### [SET PROBLEM]
Collect every line of the records below that contains the word "screenshot".

Data items
§ §
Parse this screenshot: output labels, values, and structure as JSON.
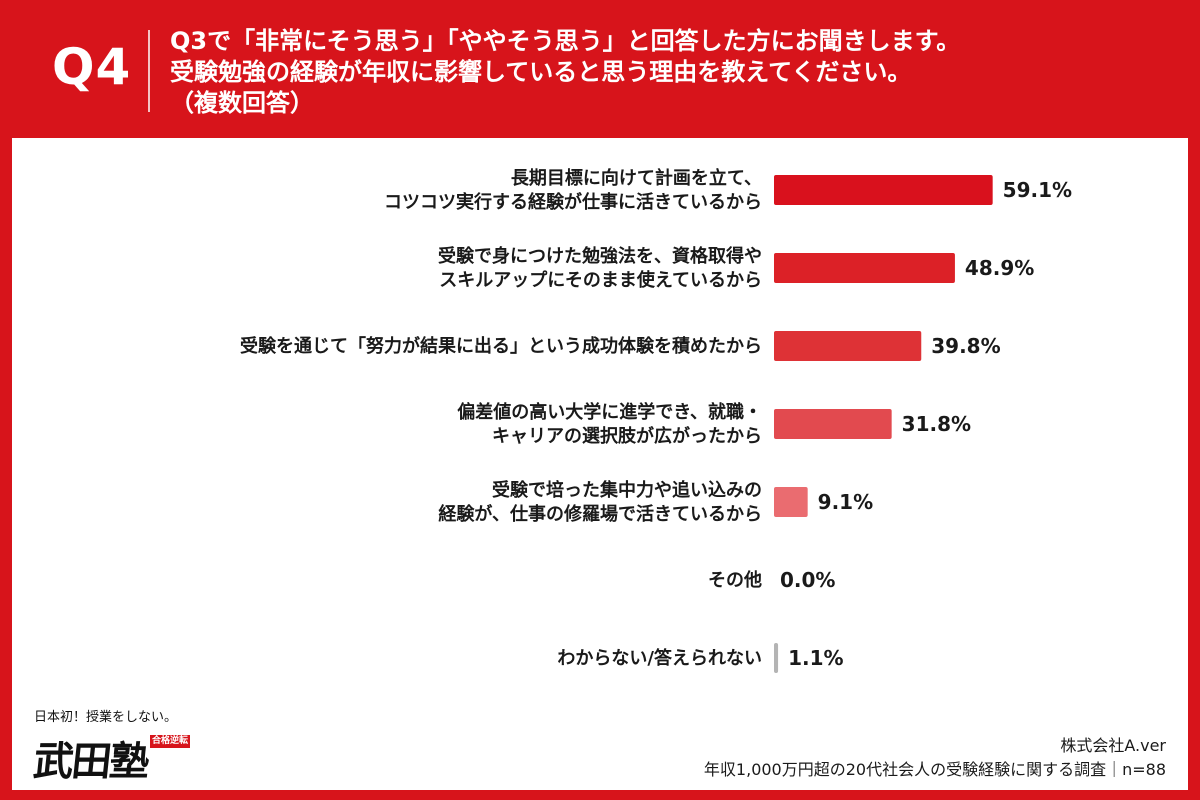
{
  "header": {
    "question_number": "Q4",
    "question_lines": [
      "Q3で「非常にそう思う」「ややそう思う」と回答した方にお聞きします。",
      "受験勉強の経験が年収に影響していると思う理由を教えてください。",
      "（複数回答）"
    ]
  },
  "chart_data": {
    "type": "bar",
    "orientation": "horizontal",
    "categories": [
      [
        "長期目標に向けて計画を立て、",
        "コツコツ実行する経験が仕事に活きているから"
      ],
      [
        "受験で身につけた勉強法を、資格取得や",
        "スキルアップにそのまま使えているから"
      ],
      [
        "受験を通じて「努力が結果に出る」という成功体験を積めたから"
      ],
      [
        "偏差値の高い大学に進学でき、就職・",
        "キャリアの選択肢が広がったから"
      ],
      [
        "受験で培った集中力や追い込みの",
        "経験が、仕事の修羅場で活きているから"
      ],
      [
        "その他"
      ],
      [
        "わからない/答えられない"
      ]
    ],
    "values": [
      59.1,
      48.9,
      39.8,
      31.8,
      9.1,
      0.0,
      1.1
    ],
    "value_labels": [
      "59.1%",
      "48.9%",
      "39.8%",
      "31.8%",
      "9.1%",
      "0.0%",
      "1.1%"
    ],
    "bar_colors": [
      "#d9111d",
      "#dc2127",
      "#de3236",
      "#e24a4f",
      "#ea6c70",
      "#ea6c70",
      "#b4b4b4"
    ],
    "xlim": [
      0,
      100
    ],
    "grid": false
  },
  "logo": {
    "tagline": "日本初！授業をしない。",
    "name": "武田塾",
    "stamp": "合格逆転"
  },
  "credit": {
    "company": "株式会社A.ver",
    "survey": "年収1,000万円超の20代社会人の受験経験に関する調査｜n=88"
  }
}
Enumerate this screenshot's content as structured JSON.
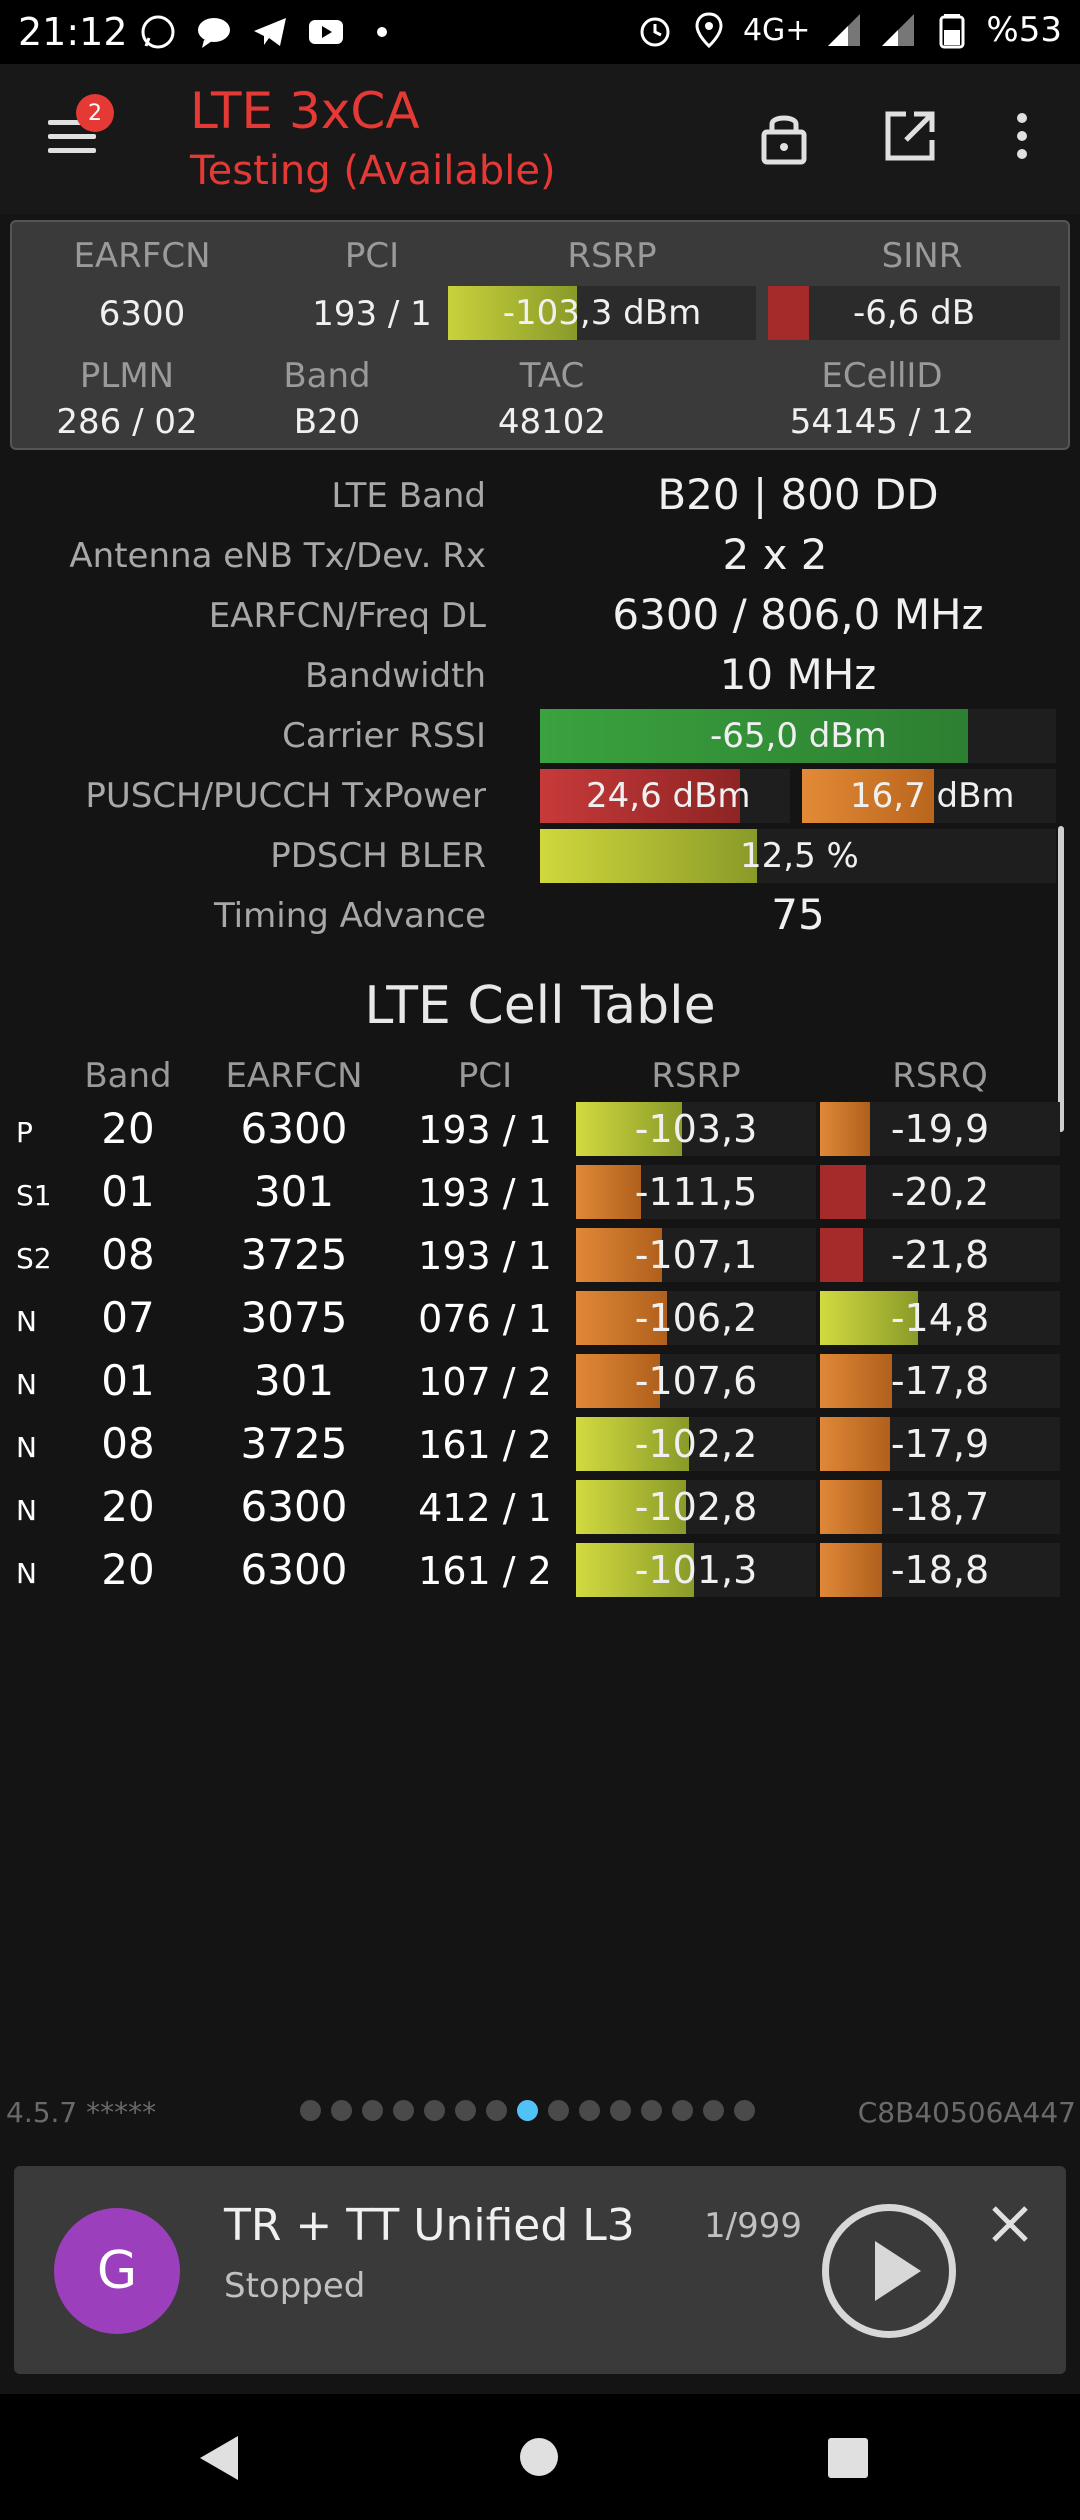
{
  "status_bar": {
    "time": "21:12",
    "network": "4G+",
    "battery": "%53",
    "left_icons": [
      "whatsapp-icon",
      "chat-bubble-icon",
      "telegram-icon",
      "youtube-icon",
      "dot-icon"
    ],
    "right_icons": [
      "alarm-icon",
      "location-icon",
      "signal-icon",
      "signal-icon",
      "battery-icon"
    ]
  },
  "app_bar": {
    "title": "LTE 3xCA",
    "subtitle": "Testing (Available)",
    "menu_badge": "2",
    "accent": "#e53935"
  },
  "summary": {
    "headers": {
      "earfcn": "EARFCN",
      "pci": "PCI",
      "rsrp": "RSRP",
      "sinr": "SINR",
      "plmn": "PLMN",
      "band": "Band",
      "tac": "TAC",
      "ecellid": "ECellID"
    },
    "earfcn": "6300",
    "pci": "193 / 1",
    "rsrp": {
      "text": "-103,3 dBm",
      "level": 0.42
    },
    "sinr": {
      "text": "-6,6 dB",
      "level": 0.14
    },
    "plmn": "286 / 02",
    "band": "B20",
    "tac": "48102",
    "ecellid": "54145 / 12"
  },
  "details": {
    "lte_band": {
      "label": "LTE Band",
      "value": "B20 | 800 DD"
    },
    "antenna": {
      "label": "Antenna eNB Tx/Dev. Rx",
      "value": "2 x 2"
    },
    "earfcn_freq": {
      "label": "EARFCN/Freq DL",
      "value": "6300 / 806,0 MHz"
    },
    "bandwidth": {
      "label": "Bandwidth",
      "value": "10 MHz"
    },
    "rssi": {
      "label": "Carrier RSSI",
      "value": "-65,0 dBm",
      "level": 0.83
    },
    "txpower": {
      "label": "PUSCH/PUCCH TxPower",
      "pusch": "24,6 dBm",
      "pusch_level": 0.8,
      "pucch": "16,7 dBm",
      "pucch_level": 0.52
    },
    "bler": {
      "label": "PDSCH BLER",
      "value": "12,5 %",
      "level": 0.42
    },
    "timing_advance": {
      "label": "Timing Advance",
      "value": "75"
    }
  },
  "cell_table": {
    "title": "LTE Cell Table",
    "columns": {
      "band": "Band",
      "earfcn": "EARFCN",
      "pci": "PCI",
      "rsrp": "RSRP",
      "rsrq": "RSRQ"
    },
    "rows": [
      {
        "type": "P",
        "band": "20",
        "earfcn": "6300",
        "pci": "193 / 1",
        "rsrp": "-103,3",
        "rsrp_level": 0.44,
        "rsrq": "-19,9",
        "rsrq_level": 0.21
      },
      {
        "type": "S1",
        "band": "01",
        "earfcn": "301",
        "pci": "193 / 1",
        "rsrp": "-111,5",
        "rsrp_level": 0.27,
        "rsrq": "-20,2",
        "rsrq_level": 0.19
      },
      {
        "type": "S2",
        "band": "08",
        "earfcn": "3725",
        "pci": "193 / 1",
        "rsrp": "-107,1",
        "rsrp_level": 0.36,
        "rsrq": "-21,8",
        "rsrq_level": 0.18
      },
      {
        "type": "N",
        "band": "07",
        "earfcn": "3075",
        "pci": "076 / 1",
        "rsrp": "-106,2",
        "rsrp_level": 0.38,
        "rsrq": "-14,8",
        "rsrq_level": 0.41
      },
      {
        "type": "N",
        "band": "01",
        "earfcn": "301",
        "pci": "107 / 2",
        "rsrp": "-107,6",
        "rsrp_level": 0.35,
        "rsrq": "-17,8",
        "rsrq_level": 0.3
      },
      {
        "type": "N",
        "band": "08",
        "earfcn": "3725",
        "pci": "161 / 2",
        "rsrp": "-102,2",
        "rsrp_level": 0.47,
        "rsrq": "-17,9",
        "rsrq_level": 0.29
      },
      {
        "type": "N",
        "band": "20",
        "earfcn": "6300",
        "pci": "412 / 1",
        "rsrp": "-102,8",
        "rsrp_level": 0.46,
        "rsrq": "-18,7",
        "rsrq_level": 0.26
      },
      {
        "type": "N",
        "band": "20",
        "earfcn": "6300",
        "pci": "161 / 2",
        "rsrp": "-101,3",
        "rsrp_level": 0.49,
        "rsrq": "-18,8",
        "rsrq_level": 0.26
      }
    ]
  },
  "footer": {
    "version": "4.5.7 *****",
    "device_id": "C8B40506A447",
    "page_count": 15,
    "active_page": 8
  },
  "media": {
    "avatar_letter": "G",
    "title": "TR + TT Unified L3",
    "status": "Stopped",
    "count": "1/999"
  }
}
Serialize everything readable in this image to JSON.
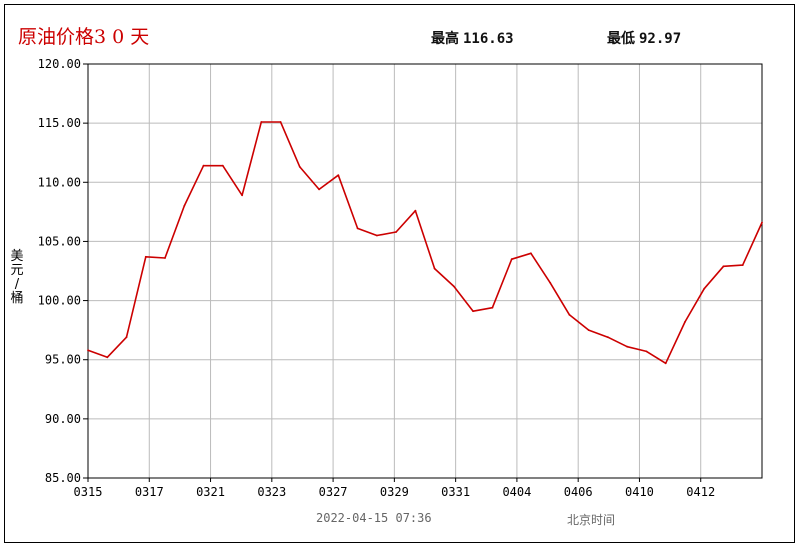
{
  "header": {
    "title": "原油价格3 0 天",
    "high_label": "最高",
    "high_value": "116.63",
    "low_label": "最低",
    "low_value": "92.97"
  },
  "footer": {
    "timestamp": "2022-04-15 07:36",
    "timezone": "北京时间"
  },
  "chart_data": {
    "type": "line",
    "ylabel": "美元/桶",
    "ylim": [
      85,
      120
    ],
    "y_ticks": [
      "85.00",
      "90.00",
      "95.00",
      "100.00",
      "105.00",
      "110.00",
      "115.00",
      "120.00"
    ],
    "x_tick_labels": [
      "0315",
      "0317",
      "0321",
      "0323",
      "0327",
      "0329",
      "0331",
      "0404",
      "0406",
      "0410",
      "0412"
    ],
    "grid": true,
    "line_color": "#cc0000",
    "series": [
      {
        "values": [
          95.8,
          95.2,
          96.9,
          103.7,
          103.6,
          108.0,
          111.4,
          111.4,
          108.9,
          115.1,
          115.1,
          111.3,
          109.4,
          110.6,
          106.1,
          105.5,
          105.8,
          107.6,
          102.7,
          101.2,
          99.1,
          99.4,
          103.5,
          104.0,
          101.5,
          98.8,
          97.5,
          96.9,
          96.1,
          95.7,
          94.7,
          98.2,
          101.0,
          102.9,
          103.0,
          106.6
        ]
      }
    ]
  }
}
§ §
### [ANSWER FOR THE TASK]
Parse this screenshot: output labels, values, and structure as JSON.
Enumerate this screenshot's content as structured JSON.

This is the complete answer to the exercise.